• **Stated problem**:
In the records below, find the line containing "Serialize everything readable"; copy exactly that line and all lines after it to the end, and nothing else.

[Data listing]
## Start

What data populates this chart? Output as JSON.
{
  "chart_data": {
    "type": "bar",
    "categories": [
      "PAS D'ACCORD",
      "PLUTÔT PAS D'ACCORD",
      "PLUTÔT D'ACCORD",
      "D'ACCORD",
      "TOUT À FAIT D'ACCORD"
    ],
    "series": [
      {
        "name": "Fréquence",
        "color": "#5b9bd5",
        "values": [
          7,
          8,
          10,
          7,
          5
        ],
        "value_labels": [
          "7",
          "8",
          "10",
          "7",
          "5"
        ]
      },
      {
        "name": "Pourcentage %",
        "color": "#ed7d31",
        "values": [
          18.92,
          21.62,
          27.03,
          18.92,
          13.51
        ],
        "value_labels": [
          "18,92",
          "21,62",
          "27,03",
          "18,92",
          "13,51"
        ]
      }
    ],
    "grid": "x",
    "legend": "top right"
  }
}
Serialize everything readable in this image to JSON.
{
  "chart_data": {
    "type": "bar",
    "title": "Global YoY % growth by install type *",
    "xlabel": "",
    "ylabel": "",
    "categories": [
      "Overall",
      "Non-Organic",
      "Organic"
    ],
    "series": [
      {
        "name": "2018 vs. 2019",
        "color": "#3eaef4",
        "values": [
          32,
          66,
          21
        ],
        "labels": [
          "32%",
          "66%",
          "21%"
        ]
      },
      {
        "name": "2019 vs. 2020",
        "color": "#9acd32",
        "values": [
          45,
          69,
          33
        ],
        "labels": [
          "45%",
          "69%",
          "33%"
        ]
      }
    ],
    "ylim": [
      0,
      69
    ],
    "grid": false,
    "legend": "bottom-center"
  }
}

## End

• **Task output**:
Serialize everything readable in this image to JSON.
{
  "chart_data": {
    "type": "bar",
    "title": "Global YoY % growth by install type *",
    "xlabel": "",
    "ylabel": "",
    "categories": [
      "Overall",
      "Non-Organic",
      "Organic"
    ],
    "series": [
      {
        "name": "2018 vs. 2019",
        "color": "#3eaef4",
        "values": [
          32,
          66,
          21
        ],
        "labels": [
          "32%",
          "66%",
          "21%"
        ]
      },
      {
        "name": "2019 vs. 2020",
        "color": "#9acd32",
        "values": [
          45,
          69,
          33
        ],
        "labels": [
          "45%",
          "69%",
          "33%"
        ]
      }
    ],
    "ylim": [
      0,
      69
    ],
    "grid": false,
    "legend": "bottom-center"
  }
}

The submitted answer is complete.